>> start DOCUMENT TEXT

The system partition is the primary partition on the boot disk.
Usually this is the active partition on disk 0 and usually it's C:.
However the user could have remapped drive letters and generally
determining the system partition with 100% accuracy is not possible.
If for some reason we cannot determine the system partition by the above
method, we simply assume it's C:.
Arguments:
None
Return Value:
Drive letter of system partition.
--*/
{
BOOL GotIt;
PWSTR NtDevicePath = NULL;
WCHAR Drive;
WCHAR DriveName[3];
WCHAR Buffer[512];
WCHAR FileName[512];
WCHAR *BootFiles[4];
DWORD NtDevicePathLen = 0;
PWSTR p;
DWORD PhysicalDriveNumber;
HANDLE hDisk;
BOOL b;
DWORD DataSize;
PVOID DriveLayout;
DWORD DriveLayoutSize;
DWORD d;
int i;
DriveName[1] = L':';
DriveName[2] = 0;
GotIt = FALSE;
BootFiles[0] = L"BOOT.INI";
BootFiles[1] = L"NTLDR";
BootFiles[2] = L"NTDETECT.COM";
BootFiles[3] = NULL;
// The system partition can only be a drive that is on
// this disk. We make this determination by looking at NT drive names
// for each drive letter and seeing if the nt equivalent of
// multi(0)disk(0)rdisk(0) is a prefix.
//
for(Drive=L'C'; Drive<=L'Z'; Drive++) {
WCHAR drvbuf[5];
swprintf(drvbuf, L"%c:\\", Drive);
if(GetDriveType(drvbuf) == DRIVE_FIXED) {
DriveName[0] = Drive;
if(QueryDosDeviceW(DriveName,Buffer,sizeof(Buffer)/sizeof(WCHAR))) {
if(!_wcsnicmp(NtDevicePath,Buffer,NtDevicePathLen)) {
//
// Now look to see whether there's an nt boot sector and
// boot files on this drive.

>> end DOCUMENT TEXT
>> start RECORD LIST

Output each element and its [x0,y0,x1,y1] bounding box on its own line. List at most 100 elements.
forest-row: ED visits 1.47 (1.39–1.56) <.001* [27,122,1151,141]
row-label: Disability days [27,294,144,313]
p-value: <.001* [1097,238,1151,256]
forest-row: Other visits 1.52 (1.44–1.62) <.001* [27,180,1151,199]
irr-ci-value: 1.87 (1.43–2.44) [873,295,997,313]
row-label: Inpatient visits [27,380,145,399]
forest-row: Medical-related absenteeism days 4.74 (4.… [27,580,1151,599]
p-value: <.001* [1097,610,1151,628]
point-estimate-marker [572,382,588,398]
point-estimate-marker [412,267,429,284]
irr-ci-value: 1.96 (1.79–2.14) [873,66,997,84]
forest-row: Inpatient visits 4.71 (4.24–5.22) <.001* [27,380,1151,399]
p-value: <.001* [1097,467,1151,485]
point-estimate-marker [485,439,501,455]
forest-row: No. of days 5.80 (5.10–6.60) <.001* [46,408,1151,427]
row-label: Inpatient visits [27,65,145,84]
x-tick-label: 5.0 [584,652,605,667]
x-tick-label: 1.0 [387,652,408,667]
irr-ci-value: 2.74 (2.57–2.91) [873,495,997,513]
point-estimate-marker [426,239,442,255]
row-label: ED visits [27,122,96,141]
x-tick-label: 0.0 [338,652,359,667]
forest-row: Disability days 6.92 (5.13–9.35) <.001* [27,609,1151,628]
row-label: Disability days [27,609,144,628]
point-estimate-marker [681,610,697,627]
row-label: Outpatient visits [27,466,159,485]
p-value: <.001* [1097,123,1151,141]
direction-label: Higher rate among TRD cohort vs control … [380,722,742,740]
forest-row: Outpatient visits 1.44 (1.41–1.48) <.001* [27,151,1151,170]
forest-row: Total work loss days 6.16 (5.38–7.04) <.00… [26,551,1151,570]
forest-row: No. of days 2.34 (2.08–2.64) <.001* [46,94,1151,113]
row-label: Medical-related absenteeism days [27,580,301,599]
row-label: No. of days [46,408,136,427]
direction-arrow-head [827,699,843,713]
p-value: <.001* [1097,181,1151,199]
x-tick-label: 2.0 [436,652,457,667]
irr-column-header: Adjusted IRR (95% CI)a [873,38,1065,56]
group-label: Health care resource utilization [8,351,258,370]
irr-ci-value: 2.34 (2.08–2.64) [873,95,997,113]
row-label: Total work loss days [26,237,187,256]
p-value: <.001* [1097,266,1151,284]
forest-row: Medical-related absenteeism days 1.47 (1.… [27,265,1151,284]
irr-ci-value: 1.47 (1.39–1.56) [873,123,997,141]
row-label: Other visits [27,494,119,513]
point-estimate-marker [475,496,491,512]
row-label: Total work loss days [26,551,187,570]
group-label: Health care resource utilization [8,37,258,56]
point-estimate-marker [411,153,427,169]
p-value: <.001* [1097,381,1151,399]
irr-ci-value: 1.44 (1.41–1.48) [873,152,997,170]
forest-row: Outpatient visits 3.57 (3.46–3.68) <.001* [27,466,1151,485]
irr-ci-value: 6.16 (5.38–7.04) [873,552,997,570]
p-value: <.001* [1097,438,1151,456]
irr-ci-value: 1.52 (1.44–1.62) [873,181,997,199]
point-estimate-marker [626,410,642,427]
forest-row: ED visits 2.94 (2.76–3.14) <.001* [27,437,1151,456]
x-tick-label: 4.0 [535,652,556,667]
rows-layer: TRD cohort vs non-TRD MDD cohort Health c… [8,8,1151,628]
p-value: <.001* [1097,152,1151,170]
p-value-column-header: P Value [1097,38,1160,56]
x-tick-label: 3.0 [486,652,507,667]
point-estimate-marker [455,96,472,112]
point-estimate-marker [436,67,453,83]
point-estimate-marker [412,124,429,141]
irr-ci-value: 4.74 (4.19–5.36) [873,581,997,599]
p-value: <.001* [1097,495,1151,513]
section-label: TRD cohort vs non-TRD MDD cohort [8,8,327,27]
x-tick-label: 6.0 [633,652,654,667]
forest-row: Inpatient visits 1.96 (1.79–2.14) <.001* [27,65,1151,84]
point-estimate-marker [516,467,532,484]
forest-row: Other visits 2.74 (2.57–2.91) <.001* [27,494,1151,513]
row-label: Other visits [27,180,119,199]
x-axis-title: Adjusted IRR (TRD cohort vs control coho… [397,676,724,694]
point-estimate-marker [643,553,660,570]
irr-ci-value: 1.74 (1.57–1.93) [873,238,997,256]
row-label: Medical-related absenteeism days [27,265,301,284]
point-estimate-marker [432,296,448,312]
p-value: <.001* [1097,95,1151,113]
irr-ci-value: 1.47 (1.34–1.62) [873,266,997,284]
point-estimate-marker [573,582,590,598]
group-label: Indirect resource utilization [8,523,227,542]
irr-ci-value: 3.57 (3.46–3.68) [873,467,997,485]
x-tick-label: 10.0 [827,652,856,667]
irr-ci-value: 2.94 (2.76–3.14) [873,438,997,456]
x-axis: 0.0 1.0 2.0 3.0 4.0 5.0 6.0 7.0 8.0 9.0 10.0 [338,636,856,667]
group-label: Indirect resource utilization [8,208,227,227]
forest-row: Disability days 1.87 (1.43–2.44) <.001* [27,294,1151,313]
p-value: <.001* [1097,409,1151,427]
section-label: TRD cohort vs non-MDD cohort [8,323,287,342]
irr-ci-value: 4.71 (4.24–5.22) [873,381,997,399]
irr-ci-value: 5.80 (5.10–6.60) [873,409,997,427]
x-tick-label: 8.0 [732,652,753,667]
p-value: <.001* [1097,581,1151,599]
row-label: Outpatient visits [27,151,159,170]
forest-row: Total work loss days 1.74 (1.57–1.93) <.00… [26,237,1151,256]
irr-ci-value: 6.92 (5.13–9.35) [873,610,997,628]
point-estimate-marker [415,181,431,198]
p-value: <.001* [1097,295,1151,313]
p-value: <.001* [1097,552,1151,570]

>> end RECORD LIST

EXERCISES:
a - Answer these about the system-partition code text:
(i) Which drive letter is assumed when the system partition can't be determined?
(ii) Which three file names are assigned to the BootFiles array?
(iii) Through which range of drive letters does the for loop run?
b - Copy the entries from their very first line down through the line containing "row-label: Inpatient visits [27,65,145,84]", including both.
The text and the entries have no connection to each other.

RESPONSES IN ORDER:
a -
(i) C:
(ii) BOOT.INI, NTLDR and NTDETECT.COM
(iii) From C through Z

b -
Output each element and its [x0,y0,x1,y1] bounding box on its own line. List at most 100 elements.
forest-row: ED visits 1.47 (1.39–1.56) <.001* [27,122,1151,141]
row-label: Disability days [27,294,144,313]
p-value: <.001* [1097,238,1151,256]
forest-row: Other visits 1.52 (1.44–1.62) <.001* [27,180,1151,199]
irr-ci-value: 1.87 (1.43–2.44) [873,295,997,313]
row-label: Inpatient visits [27,380,145,399]
forest-row: Medical-related absenteeism days 4.74 (4.… [27,580,1151,599]
p-value: <.001* [1097,610,1151,628]
point-estimate-marker [572,382,588,398]
point-estimate-marker [412,267,429,284]
irr-ci-value: 1.96 (1.79–2.14) [873,66,997,84]
forest-row: Inpatient visits 4.71 (4.24–5.22) <.001* [27,380,1151,399]
p-value: <.001* [1097,467,1151,485]
point-estimate-marker [485,439,501,455]
forest-row: No. of days 5.80 (5.10–6.60) <.001* [46,408,1151,427]
row-label: Inpatient visits [27,65,145,84]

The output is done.